>> start Rows
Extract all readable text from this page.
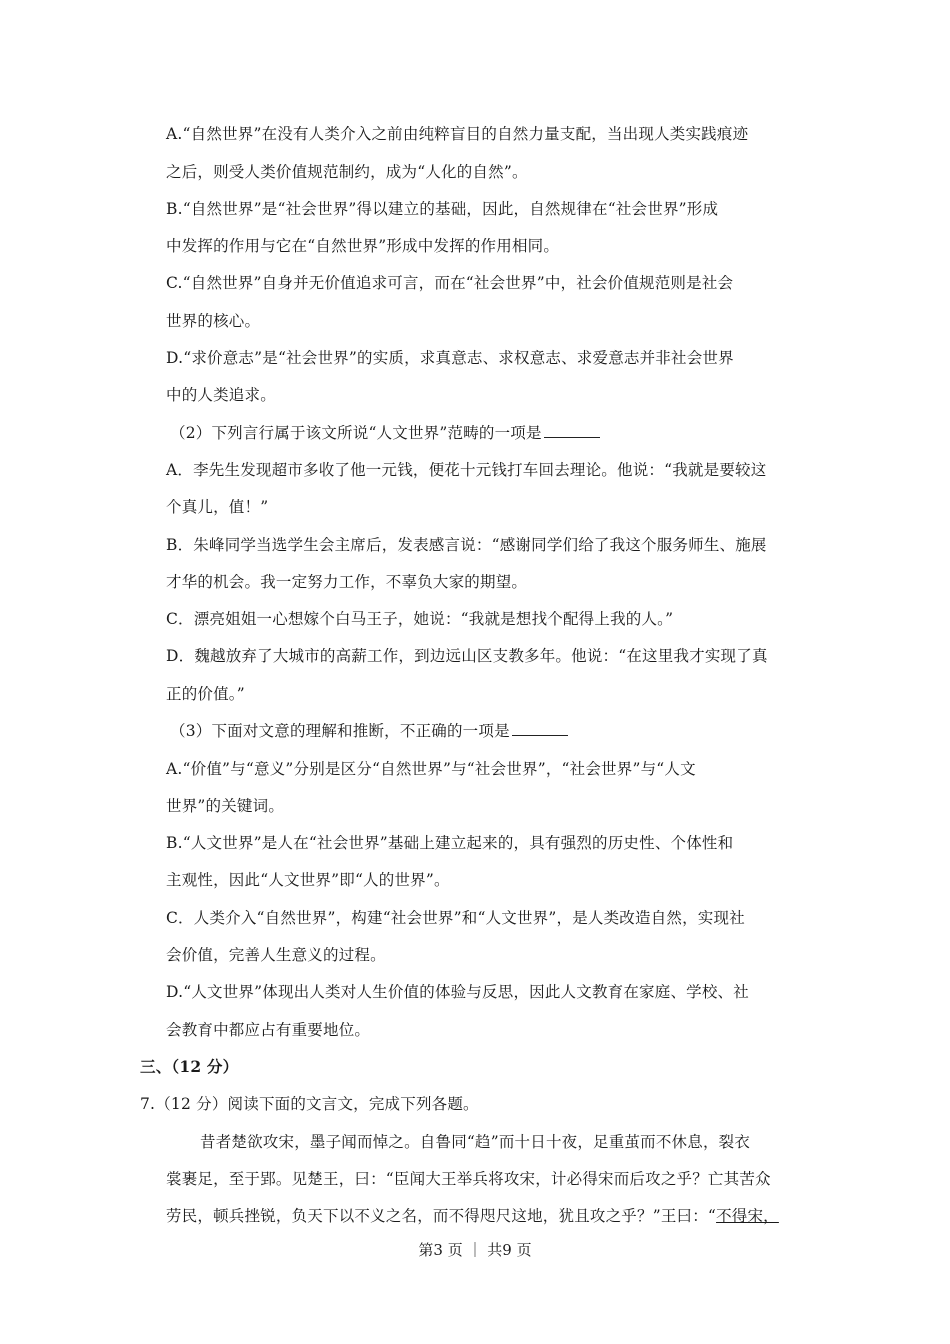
A.“自然世界”在没有人类介入之前由纯粹盲目的自然力量支配，当出现人类实践痕迹
之后，则受人类价值规范制约，成为“人化的自然”。
B.“自然世界”是“社会世界”得以建立的基础，因此，自然规律在“社会世界”形成
中发挥的作用与它在“自然世界”形成中发挥的作用相同。
C.“自然世界”自身并无价值追求可言，而在“社会世界”中，社会价值规范则是社会
世界的核心。
D.“求价意志”是“社会世界”的实质，求真意志、求权意志、求爱意志并非社会世界
中的人类追求。
（2）下列言行属于该文所说“人文世界”范畴的一项是
A．李先生发现超市多收了他一元钱，便花十元钱打车回去理论。他说：“我就是要较这
个真儿，值！”
B．朱峰同学当选学生会主席后，发表感言说：“感谢同学们给了我这个服务师生、施展
才华的机会。我一定努力工作，不辜负大家的期望。
C．漂亮姐姐一心想嫁个白马王子，她说：“我就是想找个配得上我的人。”
D．魏越放弃了大城市的高薪工作，到边远山区支教多年。他说：“在这里我才实现了真
正的价值。”
（3）下面对文意的理解和推断，不正确的一项是
A.“价值”与“意义”分别是区分“自然世界”与“社会世界”，“社会世界”与“人文
世界”的关键词。
B.“人文世界”是人在“社会世界”基础上建立起来的，具有强烈的历史性、个体性和
主观性，因此“人文世界”即“人的世界”。
C．人类介入“自然世界”，构建“社会世界”和“人文世界”，是人类改造自然，实现社
会价值，完善人生意义的过程。
D.“人文世界”体现出人类对人生价值的体验与反思，因此人文教育在家庭、学校、社
会教育中都应占有重要地位。
三、（12 分）
7.（12 分）阅读下面的文言文，完成下列各题。
昔者楚欲攻宋，墨子闻而悼之。自鲁同“趋”而十日十夜，足重茧而不休息，裂衣
裳裹足，至于郢。见楚王，曰：“臣闻大王举兵将攻宋，计必得宋而后攻之乎？亡其苦众
劳民，顿兵挫锐，负天下以不义之名，而不得咫尺这地，犹且攻之乎？”王曰：“不得宋，
第3 页 ｜ 共9 页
>> end Rows
• [Written exercise] Reproduce each entry verbatim, excluding any embedded images.

• [Complete answer]
Extract all readable text from this page.
A.“自然世界”在没有人类介入之前由纯粹盲目的自然力量支配，当出现人类实践痕迹
之后，则受人类价值规范制约，成为“人化的自然”。
B.“自然世界”是“社会世界”得以建立的基础，因此，自然规律在“社会世界”形成
中发挥的作用与它在“自然世界”形成中发挥的作用相同。
C.“自然世界”自身并无价值追求可言，而在“社会世界”中，社会价值规范则是社会
世界的核心。
D.“求价意志”是“社会世界”的实质，求真意志、求权意志、求爱意志并非社会世界
中的人类追求。
（2）下列言行属于该文所说“人文世界”范畴的一项是
A．李先生发现超市多收了他一元钱，便花十元钱打车回去理论。他说：“我就是要较这
个真儿，值！”
B．朱峰同学当选学生会主席后，发表感言说：“感谢同学们给了我这个服务师生、施展
才华的机会。我一定努力工作，不辜负大家的期望。
C．漂亮姐姐一心想嫁个白马王子，她说：“我就是想找个配得上我的人。”
D．魏越放弃了大城市的高薪工作，到边远山区支教多年。他说：“在这里我才实现了真
正的价值。”
（3）下面对文意的理解和推断，不正确的一项是
A.“价值”与“意义”分别是区分“自然世界”与“社会世界”，“社会世界”与“人文
世界”的关键词。
B.“人文世界”是人在“社会世界”基础上建立起来的，具有强烈的历史性、个体性和
主观性，因此“人文世界”即“人的世界”。
C．人类介入“自然世界”，构建“社会世界”和“人文世界”，是人类改造自然，实现社
会价值，完善人生意义的过程。
D.“人文世界”体现出人类对人生价值的体验与反思，因此人文教育在家庭、学校、社
会教育中都应占有重要地位。
三、（12 分）
7.（12 分）阅读下面的文言文，完成下列各题。
昔者楚欲攻宋，墨子闻而悼之。自鲁同“趋”而十日十夜，足重茧而不休息，裂衣
裳裹足，至于郢。见楚王，曰：“臣闻大王举兵将攻宋，计必得宋而后攻之乎？亡其苦众
劳民，顿兵挫锐，负天下以不义之名，而不得咫尺这地，犹且攻之乎？”王曰：“不得宋，
第3 页 ｜ 共9 页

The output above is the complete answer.